**Goal of the exercise**
Reproduce all of the records below word for word, leaving every line unchanged.

(Dataset items)
--------------------------------------------------
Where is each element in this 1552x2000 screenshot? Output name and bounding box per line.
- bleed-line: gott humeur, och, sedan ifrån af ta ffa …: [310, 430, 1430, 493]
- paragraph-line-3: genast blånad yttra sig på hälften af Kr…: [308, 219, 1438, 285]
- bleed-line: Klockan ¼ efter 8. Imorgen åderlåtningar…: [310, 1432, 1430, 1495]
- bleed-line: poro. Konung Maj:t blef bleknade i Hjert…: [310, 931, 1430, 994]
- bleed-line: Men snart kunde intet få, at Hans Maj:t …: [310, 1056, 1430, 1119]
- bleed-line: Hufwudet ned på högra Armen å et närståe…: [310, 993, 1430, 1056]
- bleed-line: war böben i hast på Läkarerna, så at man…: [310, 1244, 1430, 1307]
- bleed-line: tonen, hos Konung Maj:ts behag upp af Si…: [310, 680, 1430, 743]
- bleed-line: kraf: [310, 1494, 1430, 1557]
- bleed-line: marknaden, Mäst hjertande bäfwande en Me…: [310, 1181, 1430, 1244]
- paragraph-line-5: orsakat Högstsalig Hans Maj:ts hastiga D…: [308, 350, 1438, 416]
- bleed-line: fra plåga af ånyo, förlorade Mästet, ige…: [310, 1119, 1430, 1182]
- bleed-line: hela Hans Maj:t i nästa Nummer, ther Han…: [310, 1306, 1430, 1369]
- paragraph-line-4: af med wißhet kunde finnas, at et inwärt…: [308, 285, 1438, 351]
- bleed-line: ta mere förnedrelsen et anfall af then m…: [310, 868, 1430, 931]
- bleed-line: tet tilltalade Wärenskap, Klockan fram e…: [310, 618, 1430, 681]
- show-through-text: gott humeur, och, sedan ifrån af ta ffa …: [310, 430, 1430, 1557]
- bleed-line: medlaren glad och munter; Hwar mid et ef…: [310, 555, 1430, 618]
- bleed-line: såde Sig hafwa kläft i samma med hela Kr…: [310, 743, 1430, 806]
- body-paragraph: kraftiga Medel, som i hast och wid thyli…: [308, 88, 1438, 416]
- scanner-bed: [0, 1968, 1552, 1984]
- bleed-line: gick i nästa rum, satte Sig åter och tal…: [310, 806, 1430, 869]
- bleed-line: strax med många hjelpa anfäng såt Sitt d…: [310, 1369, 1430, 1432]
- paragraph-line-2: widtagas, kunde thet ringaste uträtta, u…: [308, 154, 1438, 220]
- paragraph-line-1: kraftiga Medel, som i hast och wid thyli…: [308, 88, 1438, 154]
--------------------------------------------------
**Answer in full**
Where is each element in this 1552x2000 screenshot? Output name and bounding box per line.
- bleed-line: gott humeur, och, sedan ifrån af ta ffa …: [310, 430, 1430, 493]
- paragraph-line-3: genast blånad yttra sig på hälften af Kr…: [308, 219, 1438, 285]
- bleed-line: Klockan ¼ efter 8. Imorgen åderlåtningar…: [310, 1432, 1430, 1495]
- bleed-line: poro. Konung Maj:t blef bleknade i Hjert…: [310, 931, 1430, 994]
- bleed-line: Men snart kunde intet få, at Hans Maj:t …: [310, 1056, 1430, 1119]
- bleed-line: Hufwudet ned på högra Armen å et närståe…: [310, 993, 1430, 1056]
- bleed-line: war böben i hast på Läkarerna, så at man…: [310, 1244, 1430, 1307]
- bleed-line: tonen, hos Konung Maj:ts behag upp af Si…: [310, 680, 1430, 743]
- bleed-line: kraf: [310, 1494, 1430, 1557]
- bleed-line: marknaden, Mäst hjertande bäfwande en Me…: [310, 1181, 1430, 1244]
- paragraph-line-5: orsakat Högstsalig Hans Maj:ts hastiga D…: [308, 350, 1438, 416]
- bleed-line: fra plåga af ånyo, förlorade Mästet, ige…: [310, 1119, 1430, 1182]
- bleed-line: hela Hans Maj:t i nästa Nummer, ther Han…: [310, 1306, 1430, 1369]
- paragraph-line-4: af med wißhet kunde finnas, at et inwärt…: [308, 285, 1438, 351]
- bleed-line: ta mere förnedrelsen et anfall af then m…: [310, 868, 1430, 931]
- bleed-line: tet tilltalade Wärenskap, Klockan fram e…: [310, 618, 1430, 681]
- show-through-text: gott humeur, och, sedan ifrån af ta ffa …: [310, 430, 1430, 1557]
- bleed-line: medlaren glad och munter; Hwar mid et ef…: [310, 555, 1430, 618]
- bleed-line: såde Sig hafwa kläft i samma med hela Kr…: [310, 743, 1430, 806]
- body-paragraph: kraftiga Medel, som i hast och wid thyli…: [308, 88, 1438, 416]
- scanner-bed: [0, 1968, 1552, 1984]
- bleed-line: gick i nästa rum, satte Sig åter och tal…: [310, 806, 1430, 869]
- bleed-line: strax med många hjelpa anfäng såt Sitt d…: [310, 1369, 1430, 1432]
- paragraph-line-2: widtagas, kunde thet ringaste uträtta, u…: [308, 154, 1438, 220]
- paragraph-line-1: kraftiga Medel, som i hast och wid thyli…: [308, 88, 1438, 154]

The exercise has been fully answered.